**Records provided:**

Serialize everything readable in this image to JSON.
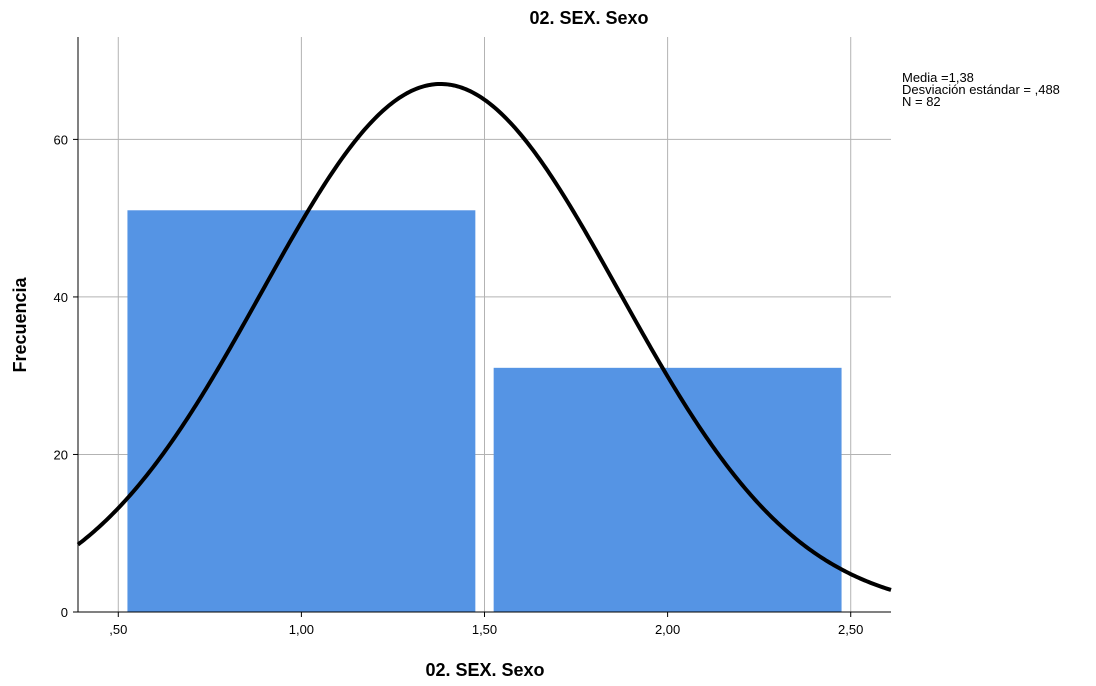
{
  "chart_data": {
    "type": "bar",
    "title": "02. SEX. Sexo",
    "xlabel": "02. SEX. Sexo",
    "ylabel": "Frecuencia",
    "xlim": [
      0.39,
      2.61
    ],
    "ylim": [
      0,
      73
    ],
    "x_ticks": [
      0.5,
      1.0,
      1.5,
      2.0,
      2.5
    ],
    "x_tick_labels": [
      ",50",
      "1,00",
      "1,50",
      "2,00",
      "2,50"
    ],
    "y_ticks": [
      0,
      20,
      40,
      60
    ],
    "y_tick_labels": [
      "0",
      "20",
      "40",
      "60"
    ],
    "bars": [
      {
        "x_start": 0.525,
        "x_end": 1.475,
        "value": 51
      },
      {
        "x_start": 1.525,
        "x_end": 2.475,
        "value": 31
      }
    ],
    "normal_curve": {
      "mean": 1.38,
      "sd": 0.488,
      "n": 82,
      "bin_width": 1.0
    },
    "grid": true,
    "bar_color": "#5594e4",
    "curve_color": "#000000"
  },
  "legend": {
    "line1": "Media =1,38",
    "line2": "Desviación estándar = ,488",
    "line3": "N = 82"
  }
}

**Task description:**
Write the listing out a second time exactly, dropping all images.

**Answer for this exercise:**
Serialize everything readable in this image to JSON.
{
  "chart_data": {
    "type": "bar",
    "title": "02. SEX. Sexo",
    "xlabel": "02. SEX. Sexo",
    "ylabel": "Frecuencia",
    "xlim": [
      0.39,
      2.61
    ],
    "ylim": [
      0,
      73
    ],
    "x_ticks": [
      0.5,
      1.0,
      1.5,
      2.0,
      2.5
    ],
    "x_tick_labels": [
      ",50",
      "1,00",
      "1,50",
      "2,00",
      "2,50"
    ],
    "y_ticks": [
      0,
      20,
      40,
      60
    ],
    "y_tick_labels": [
      "0",
      "20",
      "40",
      "60"
    ],
    "bars": [
      {
        "x_start": 0.525,
        "x_end": 1.475,
        "value": 51
      },
      {
        "x_start": 1.525,
        "x_end": 2.475,
        "value": 31
      }
    ],
    "normal_curve": {
      "mean": 1.38,
      "sd": 0.488,
      "n": 82,
      "bin_width": 1.0
    },
    "grid": true,
    "bar_color": "#5594e4",
    "curve_color": "#000000"
  },
  "legend": {
    "line1": "Media =1,38",
    "line2": "Desviación estándar = ,488",
    "line3": "N = 82"
  }
}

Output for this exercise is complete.